━━━ Records for the exercise

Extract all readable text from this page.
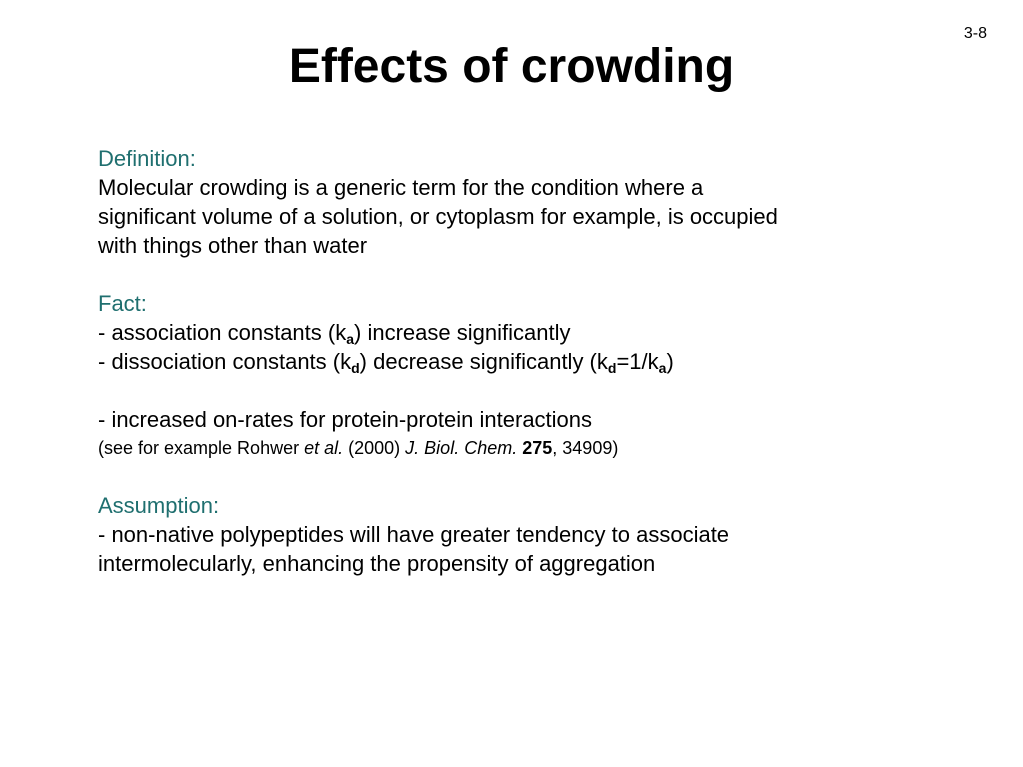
3-8
Effects of crowding
Definition:
Molecular crowding is a generic term for the condition where a
significant volume of a solution, or cytoplasm for example, is occupied
with things other than water
Fact:
- association constants $(k_a)$ increase significantly
- dissociation constants $(k_d)$ decrease significantly $(k_d=1/k_a)$
- increased on-rates for protein-protein interactions
(see for example Rohwer et al. (2000) J. Biol. Chem. 275, 34909)
Assumption:
- non-native polypeptides will have greater tendency to associate
intermolecularly, enhancing the propensity of aggregation
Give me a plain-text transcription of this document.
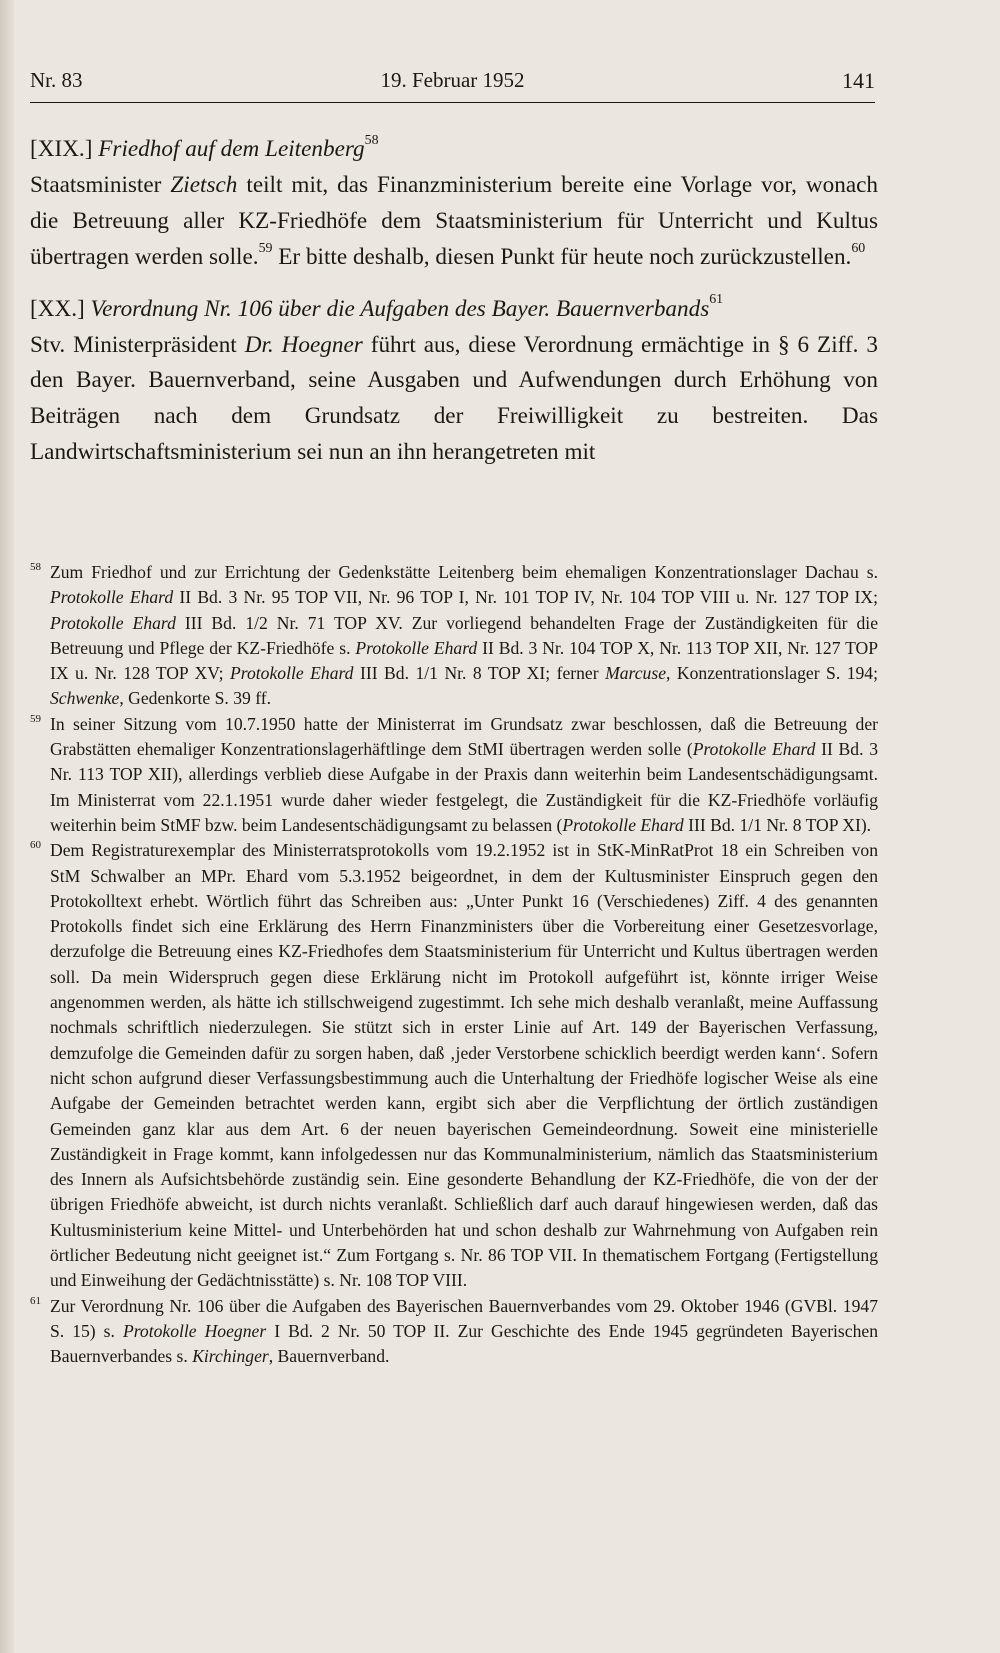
Nr. 83	19. Februar 1952	141

[XIX.] Friedhof auf dem Leitenberg$^{58}$

Staatsminister Zietsch teilt mit, das Finanzministerium bereite eine Vorlage vor, wonach die Betreuung aller KZ-Friedhöfe dem Staatsministerium für Unterricht und Kultus übertragen werden solle.$^{59}$ Er bitte deshalb, diesen Punkt für heute noch zurückzustellen.$^{60}$

[XX.] Verordnung Nr. 106 über die Aufgaben des Bayer. Bauernverbands$^{61}$

Stv. Ministerpräsident Dr. Hoegner führt aus, diese Verordnung ermächtige in § 6 Ziff. 3 den Bayer. Bauernverband, seine Ausgaben und Aufwendungen durch Erhöhung von Beiträgen nach dem Grundsatz der Freiwilligkeit zu bestreiten. Das Landwirtschaftsministerium sei nun an ihn herangetreten mit

58 Zum Friedhof und zur Errichtung der Gedenkstätte Leitenberg beim ehemaligen Konzentrationslager Dachau s. Protokolle Ehard II Bd. 3 Nr. 95 TOP VII, Nr. 96 TOP I, Nr. 101 TOP IV, Nr. 104 TOP VIII u. Nr. 127 TOP IX; Protokolle Ehard III Bd. 1/2 Nr. 71 TOP XV. Zur vorliegend behandelten Frage der Zuständigkeiten für die Betreuung und Pflege der KZ-Friedhöfe s. Protokolle Ehard II Bd. 3 Nr. 104 TOP X, Nr. 113 TOP XII, Nr. 127 TOP IX u. Nr. 128 TOP XV; Protokolle Ehard III Bd. 1/1 Nr. 8 TOP XI; ferner Marcuse, Konzentrationslager S. 194; Schwenke, Gedenkorte S. 39 ff.

59 In seiner Sitzung vom 10.7.1950 hatte der Ministerrat im Grundsatz zwar beschlossen, daß die Betreuung der Grabstätten ehemaliger Konzentrationslagerhäftlinge dem StMI übertragen werden solle (Protokolle Ehard II Bd. 3 Nr. 113 TOP XII), allerdings verblieb diese Aufgabe in der Praxis dann weiterhin beim Landesentschädigungsamt. Im Ministerrat vom 22.1.1951 wurde daher wieder festgelegt, die Zuständigkeit für die KZ-Friedhöfe vorläufig weiterhin beim StMF bzw. beim Landesentschädigungsamt zu belassen (Protokolle Ehard III Bd. 1/1 Nr. 8 TOP XI).

60 Dem Registraturexemplar des Ministerratsprotokolls vom 19.2.1952 ist in StK-MinRatProt 18 ein Schreiben von StM Schwalber an MPr. Ehard vom 5.3.1952 beigeordnet, in dem der Kultusminister Einspruch gegen den Protokolltext erhebt. Wörtlich führt das Schreiben aus: „Unter Punkt 16 (Verschiedenes) Ziff. 4 des genannten Protokolls findet sich eine Erklärung des Herrn Finanzministers über die Vorbereitung einer Gesetzesvorlage, derzufolge die Betreuung eines KZ-Friedhofes dem Staatsministerium für Unterricht und Kultus übertragen werden soll. Da mein Widerspruch gegen diese Erklärung nicht im Protokoll aufgeführt ist, könnte irriger Weise angenommen werden, als hätte ich stillschweigend zugestimmt. Ich sehe mich deshalb veranlaßt, meine Auffassung nochmals schriftlich niederzulegen. Sie stützt sich in erster Linie auf Art. 149 der Bayerischen Verfassung, demzufolge die Gemeinden dafür zu sorgen haben, daß ‚jeder Verstorbene schicklich beerdigt werden kann‘. Sofern nicht schon aufgrund dieser Verfassungsbestimmung auch die Unterhaltung der Friedhöfe logischer Weise als eine Aufgabe der Gemeinden betrachtet werden kann, ergibt sich aber die Verpflichtung der örtlich zuständigen Gemeinden ganz klar aus dem Art. 6 der neuen bayerischen Gemeindeordnung. Soweit eine ministerielle Zuständigkeit in Frage kommt, kann infolgedessen nur das Kommunalministerium, nämlich das Staatsministerium des Innern als Aufsichtsbehörde zuständig sein. Eine gesonderte Behandlung der KZ-Friedhöfe, die von der der übrigen Friedhöfe abweicht, ist durch nichts veranlaßt. Schließlich darf auch darauf hingewiesen werden, daß das Kultusministerium keine Mittel- und Unterbehörden hat und schon deshalb zur Wahrnehmung von Aufgaben rein örtlicher Bedeutung nicht geeignet ist.“ Zum Fortgang s. Nr. 86 TOP VII. In thematischem Fortgang (Fertigstellung und Einweihung der Gedächtnisstätte) s. Nr. 108 TOP VIII.

61 Zur Verordnung Nr. 106 über die Aufgaben des Bayerischen Bauernverbandes vom 29. Oktober 1946 (GVBl. 1947 S. 15) s. Protokolle Hoegner I Bd. 2 Nr. 50 TOP II. Zur Geschichte des Ende 1945 gegründeten Bayerischen Bauernverbandes s. Kirchinger, Bauernverband.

━━━━━━

## Problem
Extract every line above that contains the word "Grundsatz".

## Reply
Stv. Ministerpräsident Dr. Hoegner führt aus, diese Verordnung ermächtige in § 6 Ziff. 3 den Bayer. Bauernverband, seine Ausgaben und Aufwendungen durch Erhöhung von Beiträgen nach dem Grundsatz der Freiwilligkeit zu bestreiten. Das Landwirtschaftsministerium sei nun an ihn herangetreten mit
59 In seiner Sitzung vom 10.7.1950 hatte der Ministerrat im Grundsatz zwar beschlossen, daß die Betreuung der Grabstätten ehemaliger Konzentrationslagerhäftlinge dem StMI übertragen werden solle (Protokolle Ehard II Bd. 3 Nr. 113 TOP XII), allerdings verblieb diese Aufgabe in der Praxis dann weiterhin beim Landesentschädigungsamt. Im Ministerrat vom 22.1.1951 wurde daher wieder festgelegt, die Zuständigkeit für die KZ-Friedhöfe vorläufig weiterhin beim StMF bzw. beim Landesentschädigungsamt zu belassen (Protokolle Ehard III Bd. 1/1 Nr. 8 TOP XI).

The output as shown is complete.